(Required task): Extract from the listing each line in which the word "banner" appears.
========================
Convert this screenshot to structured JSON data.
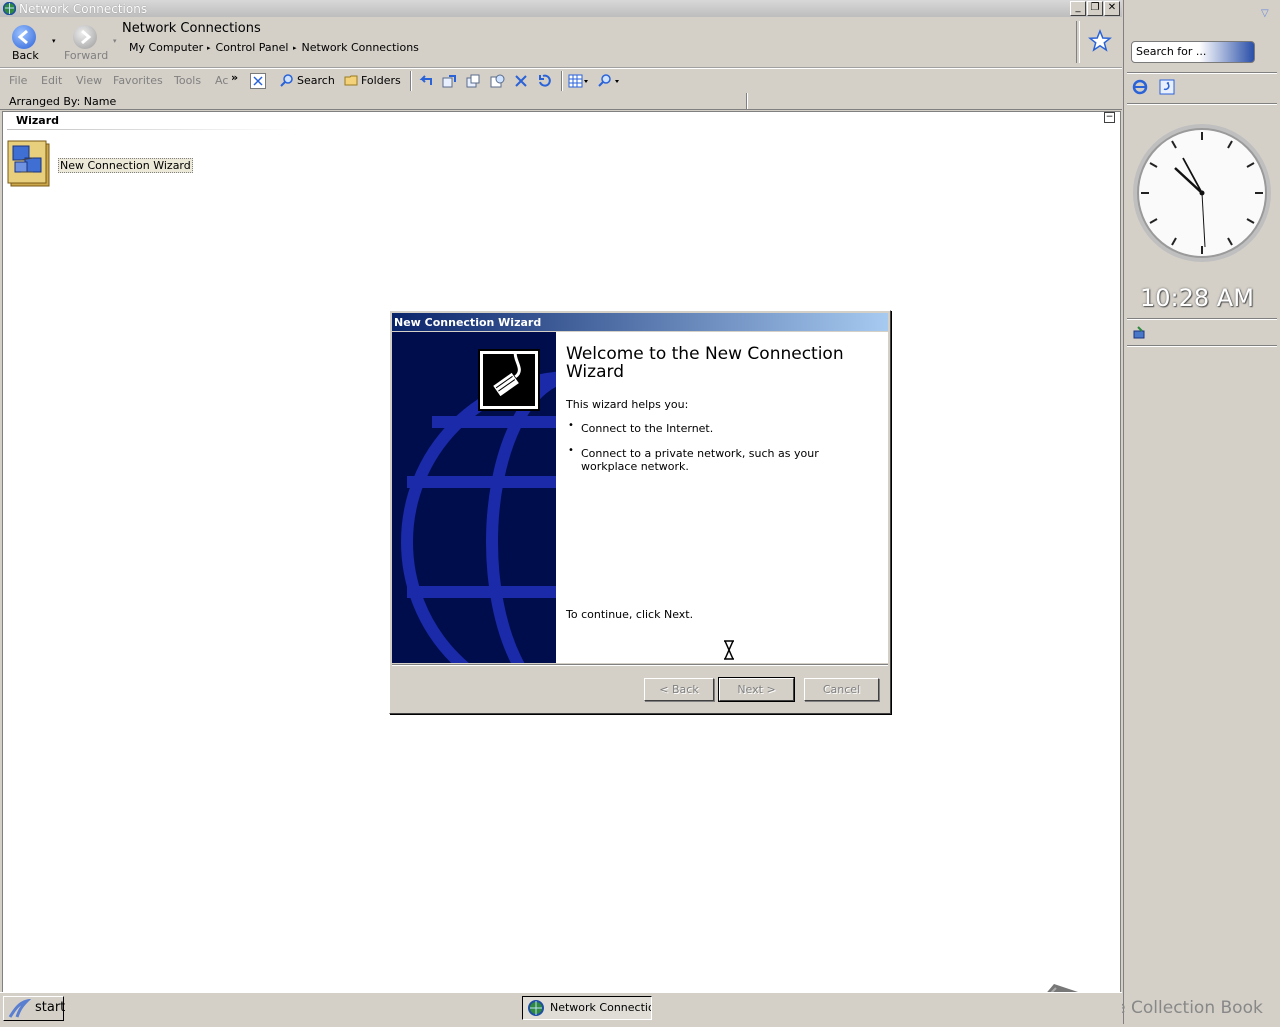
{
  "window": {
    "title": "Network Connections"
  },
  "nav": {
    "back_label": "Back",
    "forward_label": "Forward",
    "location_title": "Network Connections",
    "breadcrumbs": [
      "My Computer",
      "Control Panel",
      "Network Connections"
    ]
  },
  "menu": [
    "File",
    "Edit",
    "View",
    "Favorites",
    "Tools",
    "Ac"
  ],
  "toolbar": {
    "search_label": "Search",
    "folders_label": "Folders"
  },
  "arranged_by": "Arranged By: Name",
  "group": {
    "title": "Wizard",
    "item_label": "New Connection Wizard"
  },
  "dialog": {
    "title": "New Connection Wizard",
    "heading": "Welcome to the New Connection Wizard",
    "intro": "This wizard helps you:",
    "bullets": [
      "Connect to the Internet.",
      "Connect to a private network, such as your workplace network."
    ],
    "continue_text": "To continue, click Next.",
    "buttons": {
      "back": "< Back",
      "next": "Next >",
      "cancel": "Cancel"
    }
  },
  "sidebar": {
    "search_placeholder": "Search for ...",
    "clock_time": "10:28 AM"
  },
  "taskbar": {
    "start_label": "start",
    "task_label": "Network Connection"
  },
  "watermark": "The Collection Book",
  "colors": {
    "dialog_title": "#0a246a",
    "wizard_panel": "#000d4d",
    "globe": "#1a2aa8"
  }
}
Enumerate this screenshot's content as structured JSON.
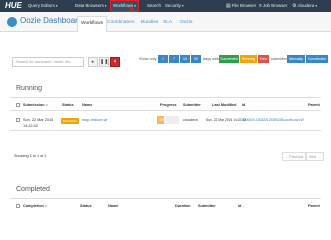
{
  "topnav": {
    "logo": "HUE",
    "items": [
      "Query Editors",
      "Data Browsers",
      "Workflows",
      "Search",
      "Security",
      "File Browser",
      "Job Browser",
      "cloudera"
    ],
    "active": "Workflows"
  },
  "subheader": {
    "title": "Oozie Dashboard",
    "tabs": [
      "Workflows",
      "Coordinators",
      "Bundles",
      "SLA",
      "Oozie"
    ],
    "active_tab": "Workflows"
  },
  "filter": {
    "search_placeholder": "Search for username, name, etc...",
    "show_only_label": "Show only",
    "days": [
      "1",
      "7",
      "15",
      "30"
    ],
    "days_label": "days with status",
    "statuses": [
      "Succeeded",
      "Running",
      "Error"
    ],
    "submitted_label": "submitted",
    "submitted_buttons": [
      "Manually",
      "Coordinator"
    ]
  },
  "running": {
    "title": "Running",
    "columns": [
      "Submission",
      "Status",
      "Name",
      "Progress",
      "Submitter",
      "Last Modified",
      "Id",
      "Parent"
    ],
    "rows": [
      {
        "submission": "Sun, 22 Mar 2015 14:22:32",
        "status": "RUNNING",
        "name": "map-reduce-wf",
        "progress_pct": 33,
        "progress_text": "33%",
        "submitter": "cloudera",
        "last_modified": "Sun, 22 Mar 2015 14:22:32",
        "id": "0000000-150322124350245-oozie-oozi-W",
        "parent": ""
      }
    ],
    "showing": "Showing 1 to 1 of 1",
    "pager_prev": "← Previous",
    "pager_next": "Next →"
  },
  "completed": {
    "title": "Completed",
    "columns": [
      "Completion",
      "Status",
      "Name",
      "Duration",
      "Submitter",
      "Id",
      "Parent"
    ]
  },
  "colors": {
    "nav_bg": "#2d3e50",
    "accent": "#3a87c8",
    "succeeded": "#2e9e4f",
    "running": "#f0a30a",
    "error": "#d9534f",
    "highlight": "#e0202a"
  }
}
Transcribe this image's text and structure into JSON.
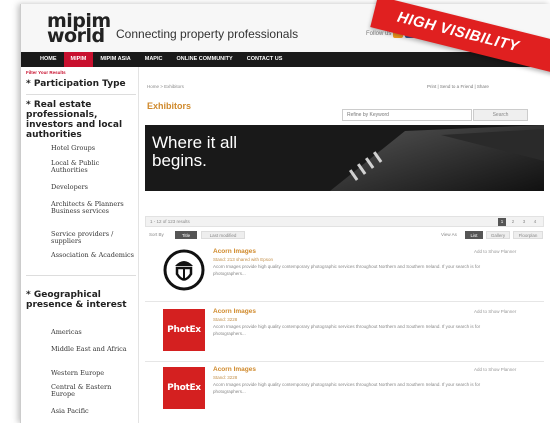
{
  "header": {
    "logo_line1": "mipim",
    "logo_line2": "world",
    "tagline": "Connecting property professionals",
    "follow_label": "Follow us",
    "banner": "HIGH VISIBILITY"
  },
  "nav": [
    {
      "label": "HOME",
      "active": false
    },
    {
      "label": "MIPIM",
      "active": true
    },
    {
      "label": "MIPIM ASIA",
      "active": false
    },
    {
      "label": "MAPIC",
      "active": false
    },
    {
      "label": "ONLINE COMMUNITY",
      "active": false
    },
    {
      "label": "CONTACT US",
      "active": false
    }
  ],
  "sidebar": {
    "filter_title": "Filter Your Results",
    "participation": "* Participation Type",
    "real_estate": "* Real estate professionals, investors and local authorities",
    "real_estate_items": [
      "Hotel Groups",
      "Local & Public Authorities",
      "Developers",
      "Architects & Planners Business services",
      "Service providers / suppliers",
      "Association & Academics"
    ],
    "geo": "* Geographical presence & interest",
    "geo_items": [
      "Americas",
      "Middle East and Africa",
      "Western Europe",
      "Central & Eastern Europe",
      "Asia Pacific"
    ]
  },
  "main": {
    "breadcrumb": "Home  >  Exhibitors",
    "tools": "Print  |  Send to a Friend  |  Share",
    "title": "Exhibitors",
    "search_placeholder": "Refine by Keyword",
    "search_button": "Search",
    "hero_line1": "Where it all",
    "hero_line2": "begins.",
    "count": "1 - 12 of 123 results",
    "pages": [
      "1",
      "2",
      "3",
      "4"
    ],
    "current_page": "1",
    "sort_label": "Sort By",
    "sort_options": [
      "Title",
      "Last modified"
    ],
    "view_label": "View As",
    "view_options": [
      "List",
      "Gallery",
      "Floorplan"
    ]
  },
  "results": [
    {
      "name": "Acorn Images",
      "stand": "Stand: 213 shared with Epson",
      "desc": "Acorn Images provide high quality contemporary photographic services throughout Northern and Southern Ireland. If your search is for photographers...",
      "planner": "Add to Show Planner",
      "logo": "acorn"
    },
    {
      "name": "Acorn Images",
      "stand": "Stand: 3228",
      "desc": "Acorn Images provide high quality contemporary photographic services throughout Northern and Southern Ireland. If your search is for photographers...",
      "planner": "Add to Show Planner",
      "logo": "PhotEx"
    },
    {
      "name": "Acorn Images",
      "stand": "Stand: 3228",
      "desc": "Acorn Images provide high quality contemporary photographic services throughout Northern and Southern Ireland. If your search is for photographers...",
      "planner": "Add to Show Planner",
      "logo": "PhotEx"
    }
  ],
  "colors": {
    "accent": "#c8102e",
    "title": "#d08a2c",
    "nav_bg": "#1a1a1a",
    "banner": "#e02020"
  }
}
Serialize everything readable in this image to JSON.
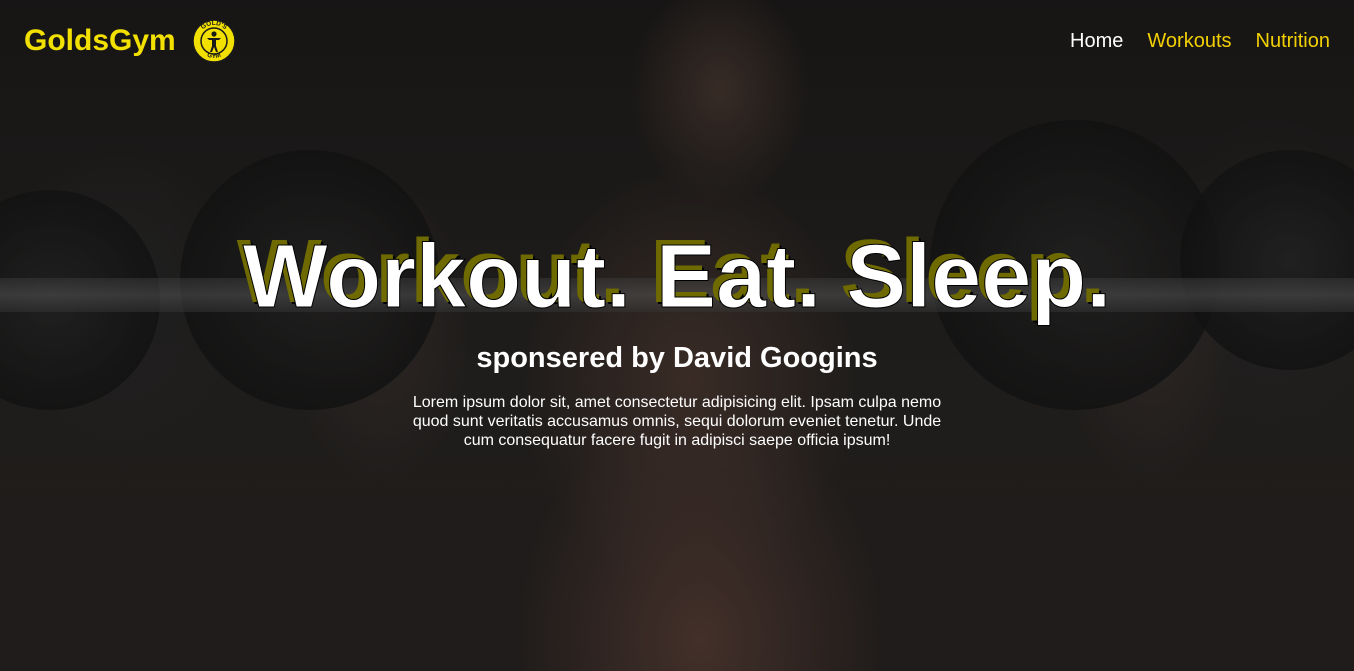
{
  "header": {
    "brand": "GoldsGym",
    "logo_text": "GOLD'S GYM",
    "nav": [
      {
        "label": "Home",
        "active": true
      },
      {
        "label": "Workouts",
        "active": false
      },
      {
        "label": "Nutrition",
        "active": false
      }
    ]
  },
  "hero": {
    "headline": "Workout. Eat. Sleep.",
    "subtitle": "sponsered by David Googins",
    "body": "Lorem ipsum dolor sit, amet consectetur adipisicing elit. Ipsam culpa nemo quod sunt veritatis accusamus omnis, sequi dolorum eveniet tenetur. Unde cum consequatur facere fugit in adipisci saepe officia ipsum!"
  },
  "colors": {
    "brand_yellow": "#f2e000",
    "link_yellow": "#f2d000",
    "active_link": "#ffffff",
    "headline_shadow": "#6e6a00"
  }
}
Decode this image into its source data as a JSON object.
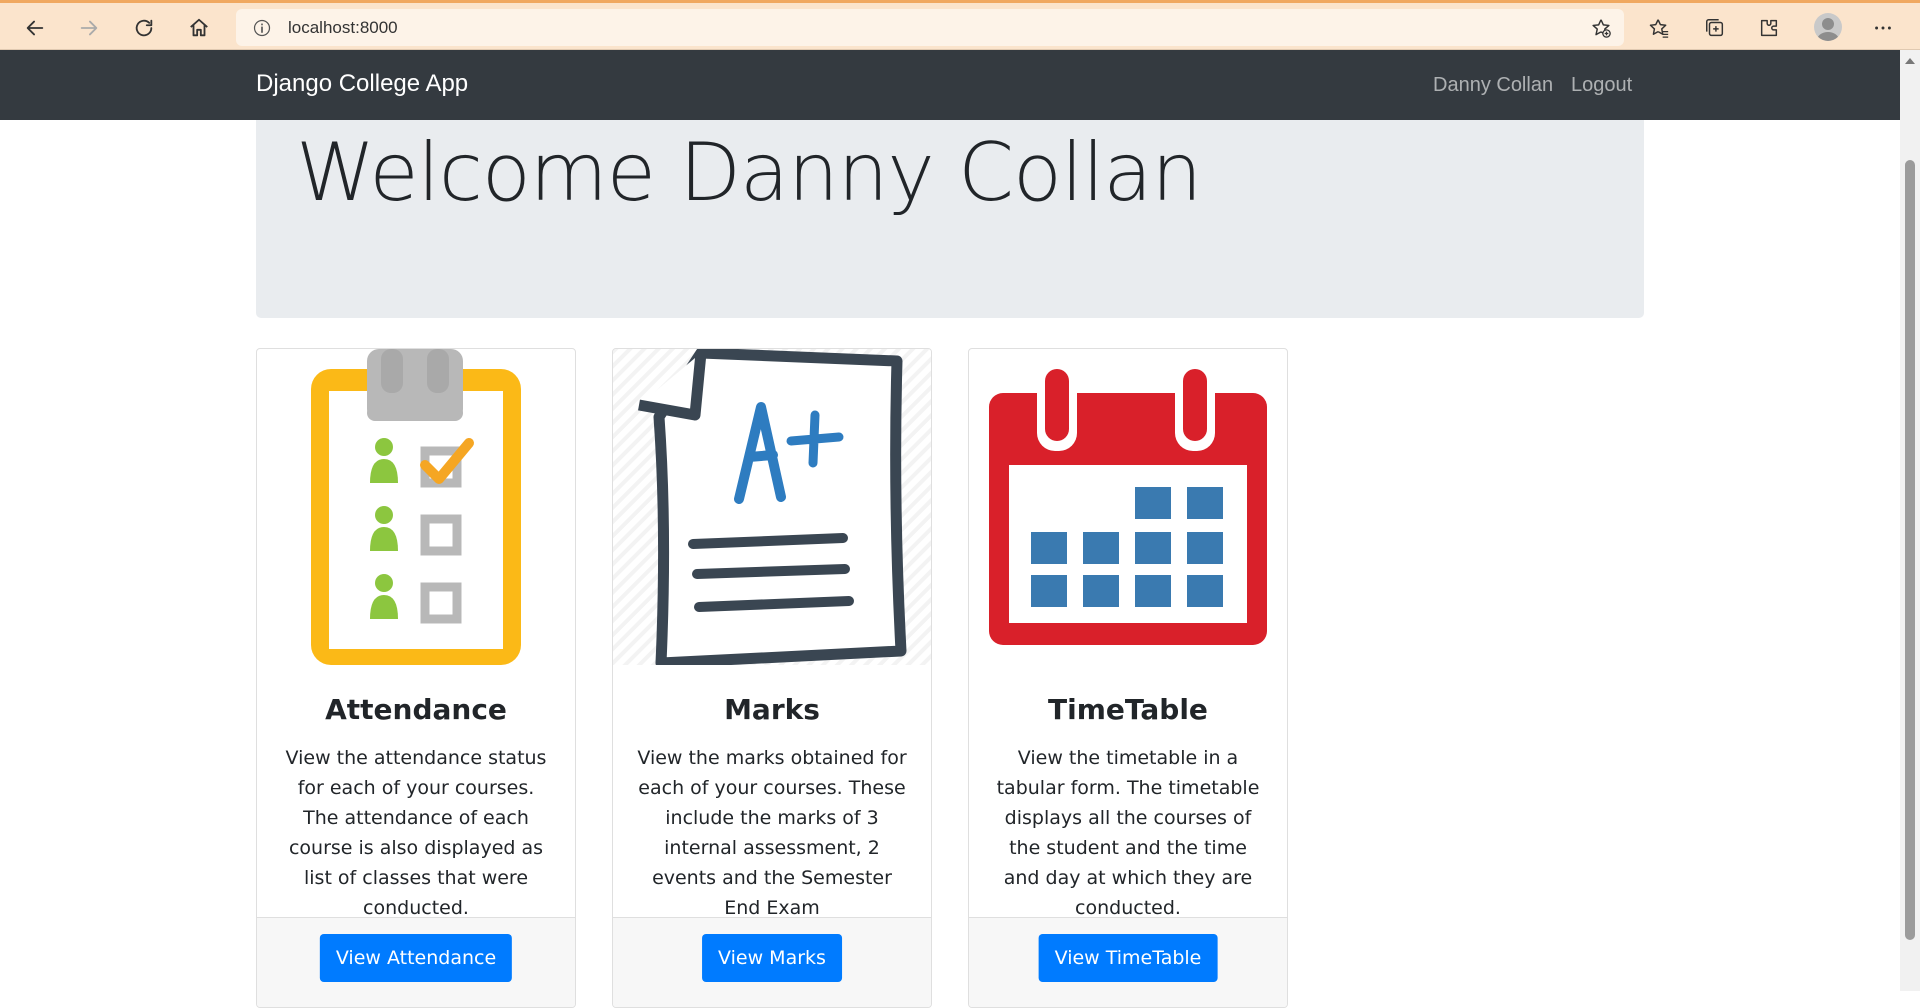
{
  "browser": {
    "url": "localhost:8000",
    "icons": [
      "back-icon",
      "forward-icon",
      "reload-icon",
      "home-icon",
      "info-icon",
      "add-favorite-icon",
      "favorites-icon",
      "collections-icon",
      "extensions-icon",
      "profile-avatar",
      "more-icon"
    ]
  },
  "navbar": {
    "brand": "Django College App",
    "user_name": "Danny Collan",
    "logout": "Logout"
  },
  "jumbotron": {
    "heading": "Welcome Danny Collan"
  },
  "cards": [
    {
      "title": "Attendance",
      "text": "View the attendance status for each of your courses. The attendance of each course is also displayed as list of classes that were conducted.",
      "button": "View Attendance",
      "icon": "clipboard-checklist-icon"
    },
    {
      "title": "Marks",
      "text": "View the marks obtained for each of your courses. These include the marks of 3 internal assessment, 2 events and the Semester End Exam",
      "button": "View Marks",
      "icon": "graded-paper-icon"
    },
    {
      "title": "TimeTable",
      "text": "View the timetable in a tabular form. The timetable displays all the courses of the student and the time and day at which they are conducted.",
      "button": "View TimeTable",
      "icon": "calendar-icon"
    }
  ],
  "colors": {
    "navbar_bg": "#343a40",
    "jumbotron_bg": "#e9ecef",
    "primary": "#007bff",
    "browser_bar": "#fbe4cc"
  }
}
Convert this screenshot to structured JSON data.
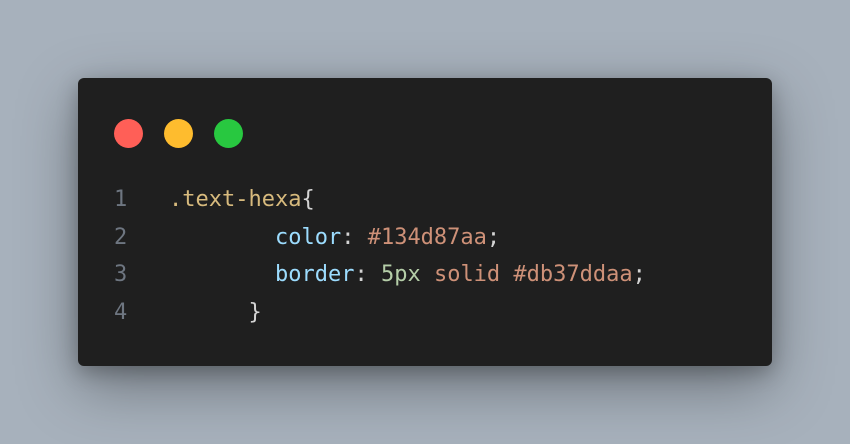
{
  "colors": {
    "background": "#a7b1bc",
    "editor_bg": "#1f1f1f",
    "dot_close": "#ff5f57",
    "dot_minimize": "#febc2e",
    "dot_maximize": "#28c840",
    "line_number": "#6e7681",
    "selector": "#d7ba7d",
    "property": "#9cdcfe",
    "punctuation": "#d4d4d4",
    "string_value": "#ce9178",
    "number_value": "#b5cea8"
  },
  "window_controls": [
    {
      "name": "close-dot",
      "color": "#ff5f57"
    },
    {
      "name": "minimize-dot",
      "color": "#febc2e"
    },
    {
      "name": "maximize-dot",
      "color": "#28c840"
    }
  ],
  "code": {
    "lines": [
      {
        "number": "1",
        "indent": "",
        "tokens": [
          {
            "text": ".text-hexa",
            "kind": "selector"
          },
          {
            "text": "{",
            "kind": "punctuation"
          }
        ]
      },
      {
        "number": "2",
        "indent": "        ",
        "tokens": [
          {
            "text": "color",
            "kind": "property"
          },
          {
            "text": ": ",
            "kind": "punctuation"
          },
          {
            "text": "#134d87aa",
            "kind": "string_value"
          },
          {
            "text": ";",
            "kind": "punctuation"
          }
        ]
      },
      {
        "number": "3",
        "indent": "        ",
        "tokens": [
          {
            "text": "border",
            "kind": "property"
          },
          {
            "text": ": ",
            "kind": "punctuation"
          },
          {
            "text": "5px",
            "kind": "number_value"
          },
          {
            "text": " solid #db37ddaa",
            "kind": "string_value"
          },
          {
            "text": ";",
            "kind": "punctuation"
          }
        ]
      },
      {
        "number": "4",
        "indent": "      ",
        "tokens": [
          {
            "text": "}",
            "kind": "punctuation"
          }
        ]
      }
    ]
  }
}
========================
(Task answer):
    "banner": "HIGH VISIBILITY"
    "banner": "#e02020"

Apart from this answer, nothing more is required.